Exercise details
In the entries below, find every line holding the string "broth" and collect it.

Material for this task
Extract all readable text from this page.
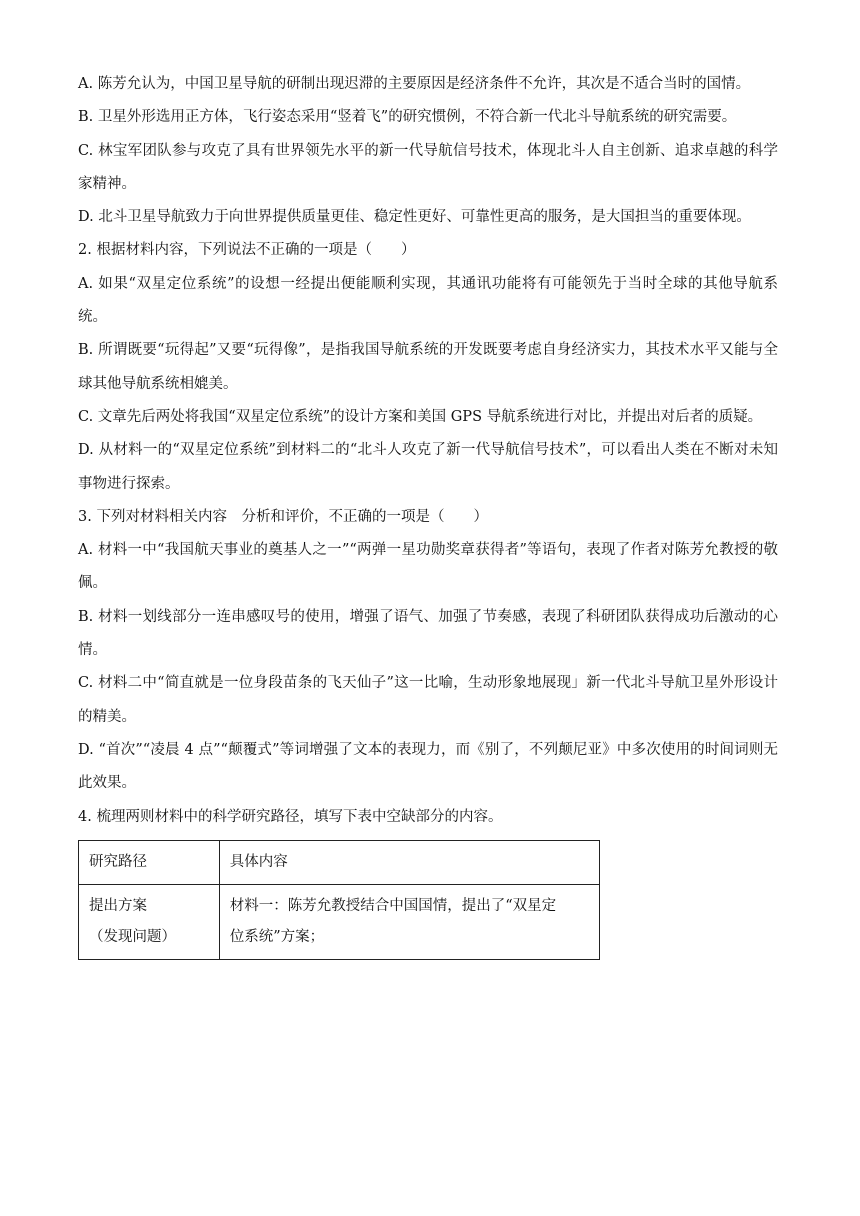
A. 陈芳允认为，中国卫星导航的研制出现迟滞的主要原因是经济条件不允许，其次是不适合当时的国情。

B. 卫星外形选用正方体，飞行姿态采用“竖着飞”的研究惯例，不符合新一代北斗导航系统的研究需要。

C. 林宝军团队参与攻克了具有世界领先水平的新一代导航信号技术，体现北斗人自主创新、追求卓越的科学家精神。

D. 北斗卫星导航致力于向世界提供质量更佳、稳定性更好、可靠性更高的服务，是大国担当的重要体现。

2. 根据材料内容，下列说法不正确的一项是（　　）

A. 如果“双星定位系统”的设想一经提出便能顺利实现，其通讯功能将有可能领先于当时全球的其他导航系统。

B. 所谓既要“玩得起”又要“玩得像”，是指我国导航系统的开发既要考虑自身经济实力，其技术水平又能与全球其他导航系统相媲美。

C. 文章先后两处将我国“双星定位系统”的设计方案和美国 GPS 导航系统进行对比，并提出对后者的质疑。

D. 从材料一的“双星定位系统”到材料二的“北斗人攻克了新一代导航信号技术”，可以看出人类在不断对未知事物进行探索。

3. 下列对材料相关内容　分析和评价，不正确的一项是（　　）

A. 材料一中“我国航天事业的奠基人之一”“两弹一星功勋奖章获得者”等语句，表现了作者对陈芳允教授的敬佩。

B. 材料一划线部分一连串感叹号的使用，增强了语气、加强了节奏感，表现了科研团队获得成功后激动的心情。

C. 材料二中“简直就是一位身段苗条的飞天仙子”这一比喻，生动形象地展现」新一代北斗导航卫星外形设计的精美。

D. “首次”“凌晨 4 点”“颠覆式”等词增强了文本的表现力，而《别了，不列颠尼亚》中多次使用的时间词则无此效果。

4. 梳理两则材料中的科学研究路径，填写下表中空缺部分的内容。

研究路径	具体内容

提出方案
（发现问题）	材料一：陈芳允教授结合中国国情，提出了“双星定
位系统”方案；
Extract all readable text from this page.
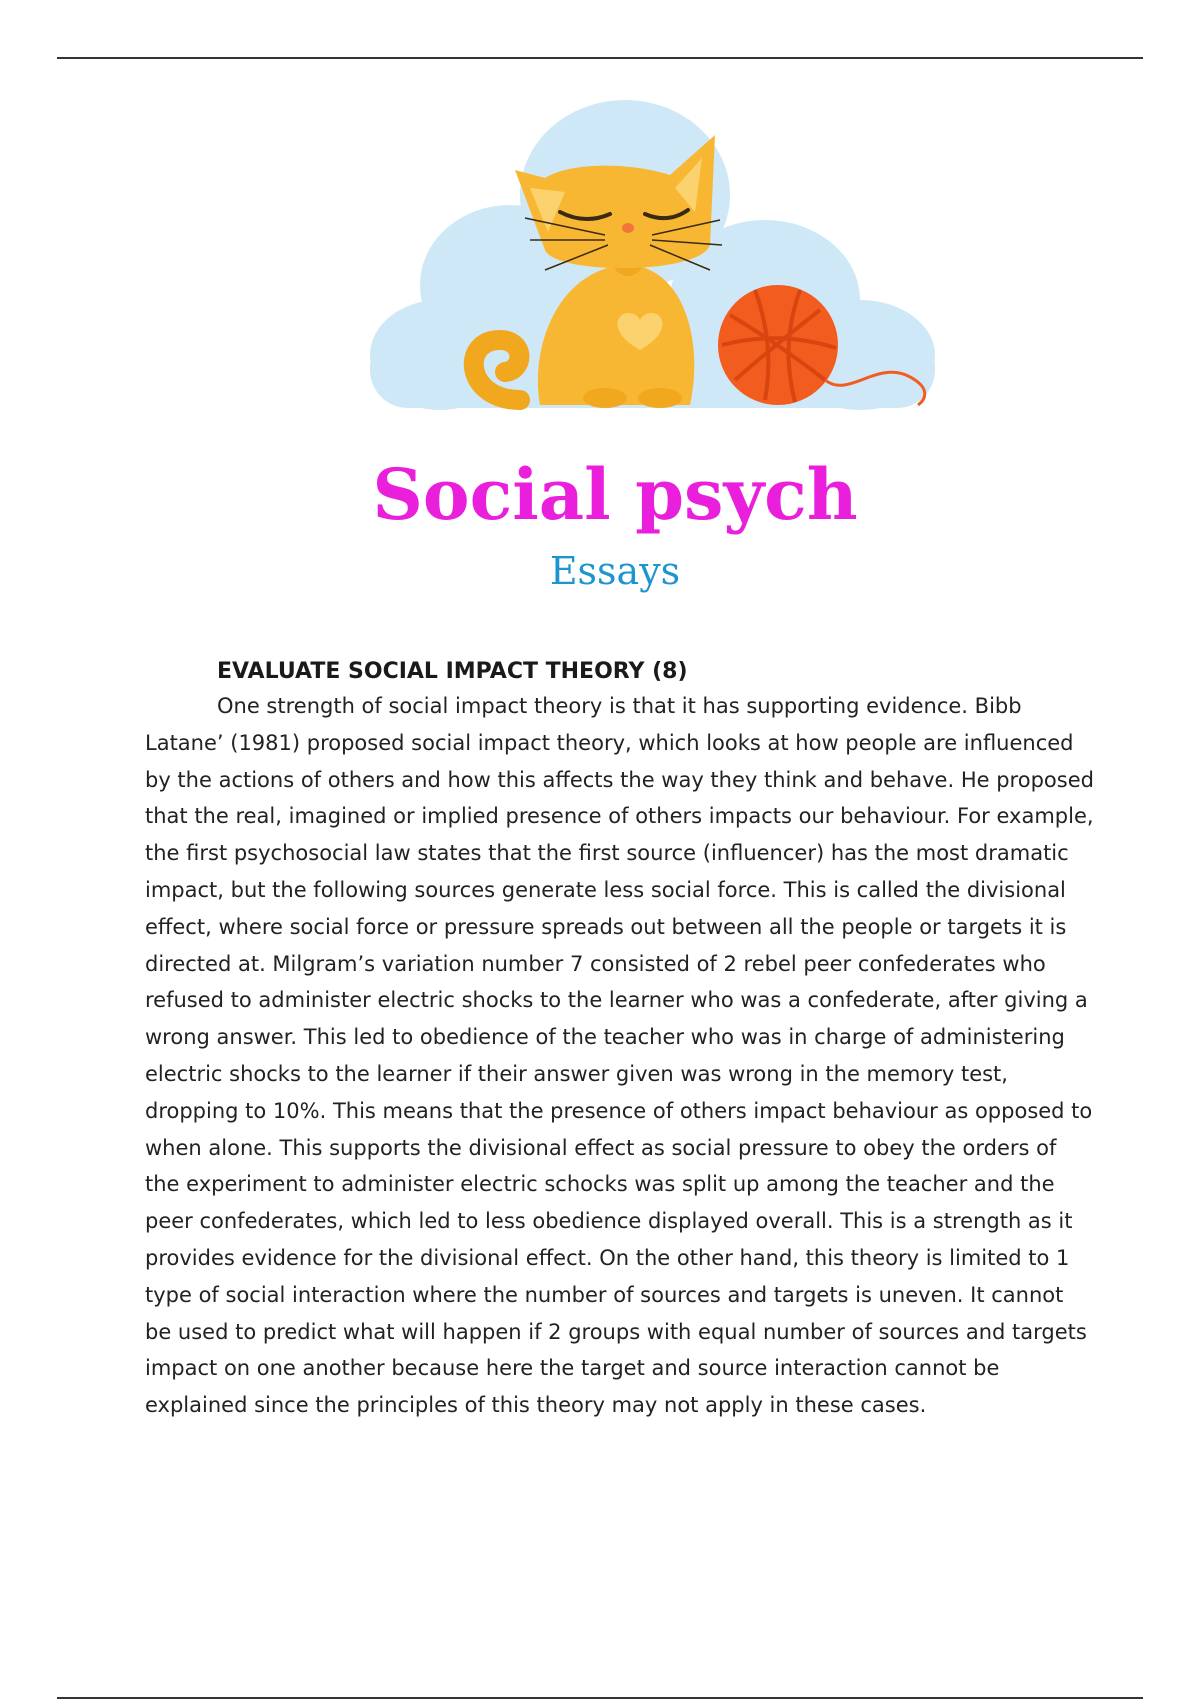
Social psych
Essays
EVALUATE SOCIAL IMPACT THEORY (8)

One strength of social impact theory is that it has supporting evidence. Bibb Latane’ (1981) proposed social impact theory, which looks at how people are influenced by the actions of others and how this affects the way they think and behave. He proposed that the real, imagined or implied presence of others impacts our behaviour. For example, the first psychosocial law states that the first source (influencer) has the most dramatic impact, but the following sources generate less social force. This is called the divisional effect, where social force or pressure spreads out between all the people or targets it is directed at. Milgram’s variation number 7 consisted of 2 rebel peer confederates who refused to administer electric shocks to the learner who was a confederate, after giving a wrong answer. This led to obedience of the teacher who was in charge of administering electric shocks to the learner if their answer given was wrong in the memory test, dropping to 10%. This means that the presence of others impact behaviour as opposed to when alone. This supports the divisional effect as social pressure to obey the orders of the experiment to administer electric schocks was split up among the teacher and the peer confederates, which led to less obedience displayed overall. This is a strength as it provides evidence for the divisional effect. On the other hand, this theory is limited to 1 type of social interaction where the number of sources and targets is uneven. It cannot be used to predict what will happen if 2 groups with equal number of sources and targets impact on one another because here the target and source interaction cannot be explained since the principles of this theory may not apply in these cases.
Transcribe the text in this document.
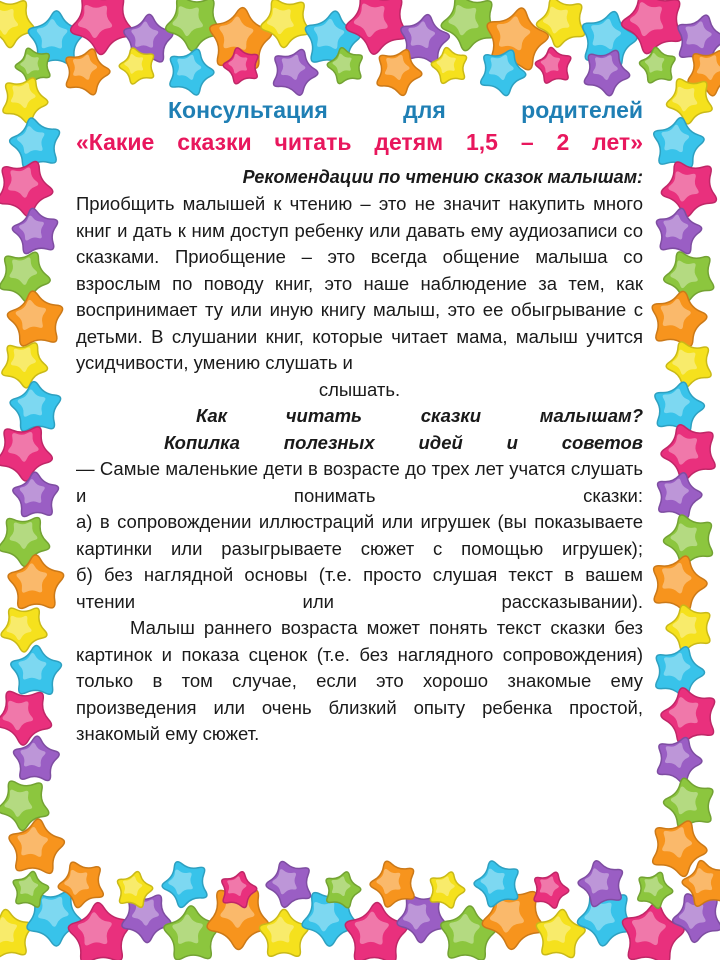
Консультация для родителей
«Какие сказки читать детям 1,5 – 2 лет»
Рекомендации по чтению сказок малышам:

Приобщить малышей к чтению – это не значит накупить много книг и дать к ним доступ ребенку или давать ему аудиозаписи со сказками. Приобщение – это всегда общение малыша со взрослым по поводу книг, это наше наблюдение за тем, как воспринимает ту или иную книгу малыш, это ее обыгрывание с детьми. В слушании книг, которые читает мама, малыш учится усидчивости, умению слушать и

слышать.

Как читать сказки малышам?
Копилка полезных идей и советов

— Самые маленькие дети в возрасте до трех лет учатся слушать и понимать сказки:

а) в сопровождении иллюстраций или игрушек (вы показываете картинки или разыгрываете сюжет с помощью игрушек);

б) без наглядной основы (т.е. просто слушая текст в вашем чтении или рассказывании).

Малыш раннего возраста может понять текст сказки без картинок и показа сценок (т.е. без наглядного сопровождения) только в том случае, если это хорошо знакомые ему произведения или очень близкий опыту ребенка простой, знакомый ему сюжет.
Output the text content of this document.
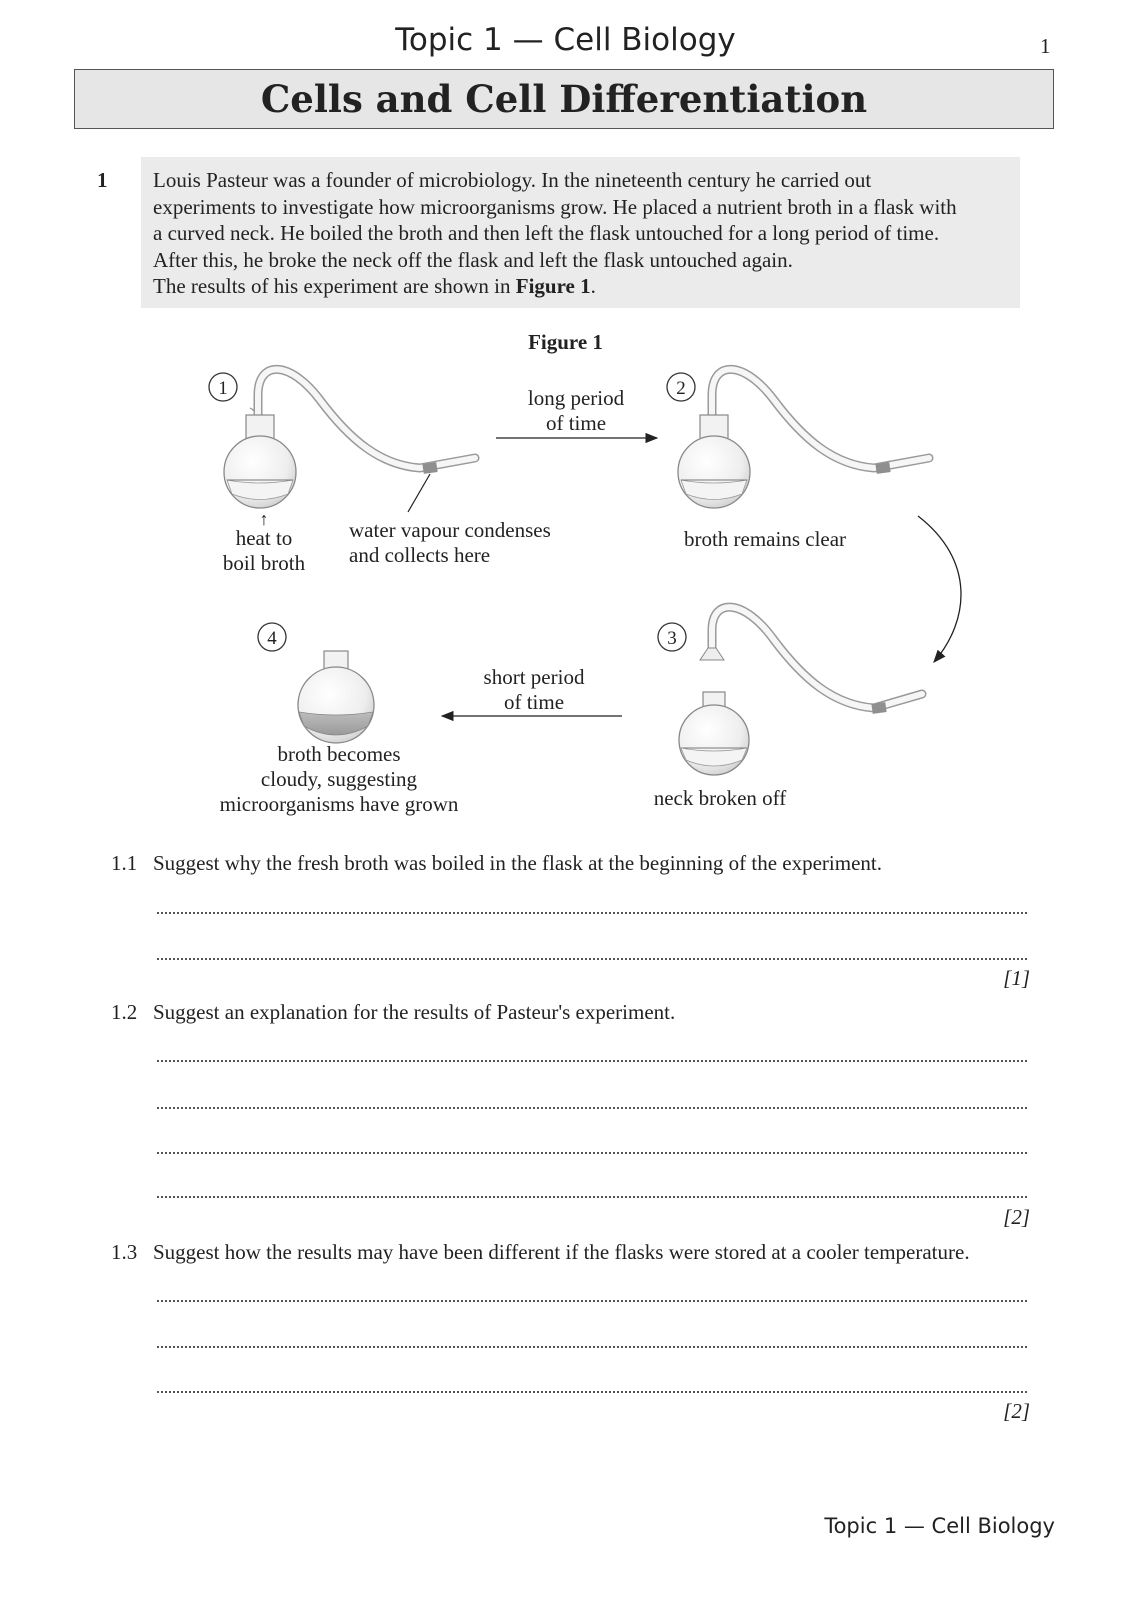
Topic 1 — Cell Biology	1
Cells and Cell Differentiation
1 Louis Pasteur was a founder of microbiology. In the nineteenth century he carried out
experiments to investigate how microorganisms grow. He placed a nutrient broth in a flask with
a curved neck. He boiled the broth and then left the flask untouched for a long period of time.
After this, he broke the neck off the flask and left the flask untouched again.
The results of his experiment are shown in Figure 1.
Figure 1
1	2
3
4
↑
heat to
boil broth
water vapour condenses
and collects here
long period
of time
broth remains clear
short period
of time
broth becomes
cloudy, suggesting
microorganisms have grown	neck broken off
1.1 Suggest why the fresh broth was boiled in the flask at the beginning of the experiment.
[1]
1.2 Suggest an explanation for the results of Pasteur's experiment.
[2]
1.3 Suggest how the results may have been different if the flasks were stored at a cooler temperature.
[2]
Topic 1 — Cell Biology
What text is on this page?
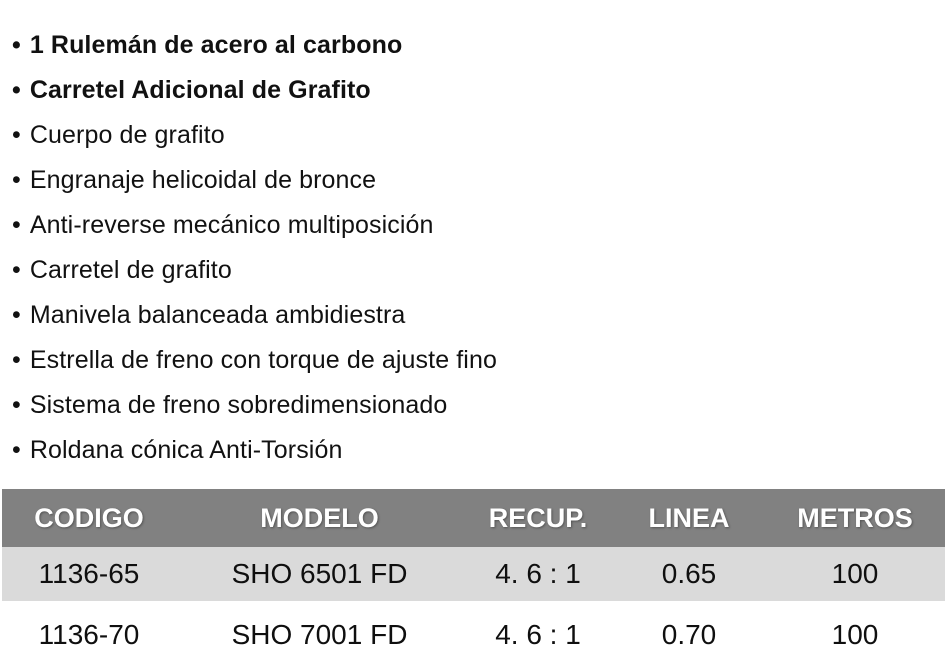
• 1 Rulemán de acero al carbono
• Carretel Adicional de Grafito
• Cuerpo de grafito
• Engranaje helicoidal de bronce
• Anti-reverse mecánico multiposición
• Carretel de grafito
• Manivela balanceada ambidiestra
• Estrella de freno con torque de ajuste fino
• Sistema de freno sobredimensionado
• Roldana cónica Anti-Torsión
CODIGO	MODELO	RECUP.	LINEA	METROS
1136-65	SHO 6501 FD	4. 6 : 1	0.65	100
1136-70	SHO 7001 FD	4. 6 : 1	0.70	100
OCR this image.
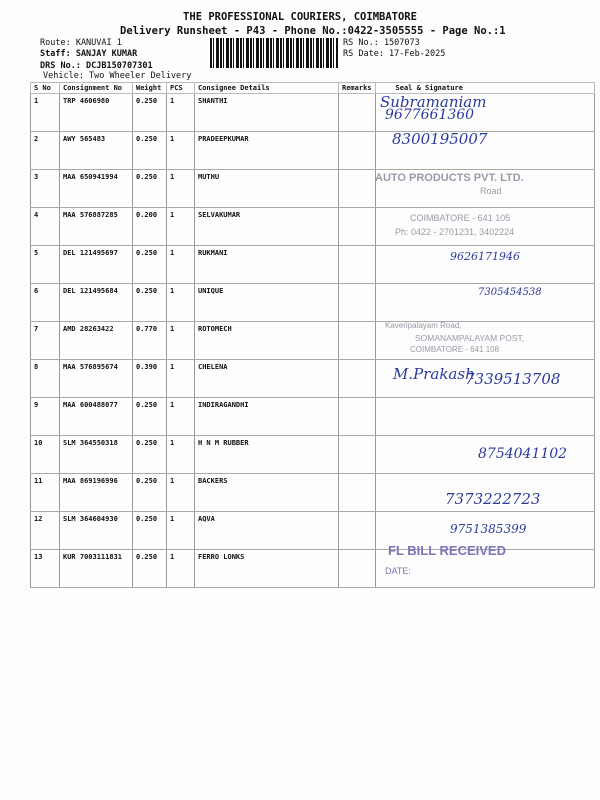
THE PROFESSIONAL COURIERS, COIMBATORE
Delivery Runsheet - P43 - Phone No.:0422-3505555 - Page No.:1
Route: KANUVAI 1
Staff: SANJAY KUMAR
DRS No.: DCJB150707301
Vehicle: Two Wheeler Delivery
RS No.: 1507073
RS Date: 17-Feb-2025
S No	Consignment No	Weight	PCS	Consignee Details	Remarks	Seal & Signature
1	TRP 4606980	0.250	1	SHANTHI		
2	AWY 565483	0.250	1	PRADEEPKUMAR		
3	MAA 650941994	0.250	1	MUTHU		
4	MAA 576887285	0.200	1	SELVAKUMAR		
5	DEL 121495697	0.250	1	RUKMANI		
6	DEL 121495684	0.250	1	UNIQUE		
7	AMD 28263422	0.770	1	ROTOMECH		
8	MAA 576895674	0.390	1	CHELENA		
9	MAA 600488077	0.250	1	INDIRAGANDHI		
10	SLM 364550318	0.250	1	H N M RUBBER		
11	MAA 869196996	0.250	1	BACKERS		
12	SLM 364604930	0.250	1	AQVA		
13	KUR 7003111831	0.250	1	FERRO LONKS		
Subramaniam
9677661360
8300195007
AUTO PRODUCTS PVT. LTD.
Road
COIMBATORE - 641 105
Ph: 0422 - 2701231, 3402224
9626171946
7305454538
Kaveripalayam Road,
SOMANAMPALAYAM POST,
COIMBATORE - 641 108
M.Prakash
7339513708
8754041102
7373222723
9751385399
FL BILL RECEIVED
DATE:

Task answer
experiments to investigate how microorganisms grow. He placed a nutrient broth in a flask with
a curved neck. He boiled the broth and then left the flask untouched for a long period of time.
boil broth
broth remains clear
broth becomes
1.1 Suggest why the fresh broth was boiled in the flask at the beginning of the experiment.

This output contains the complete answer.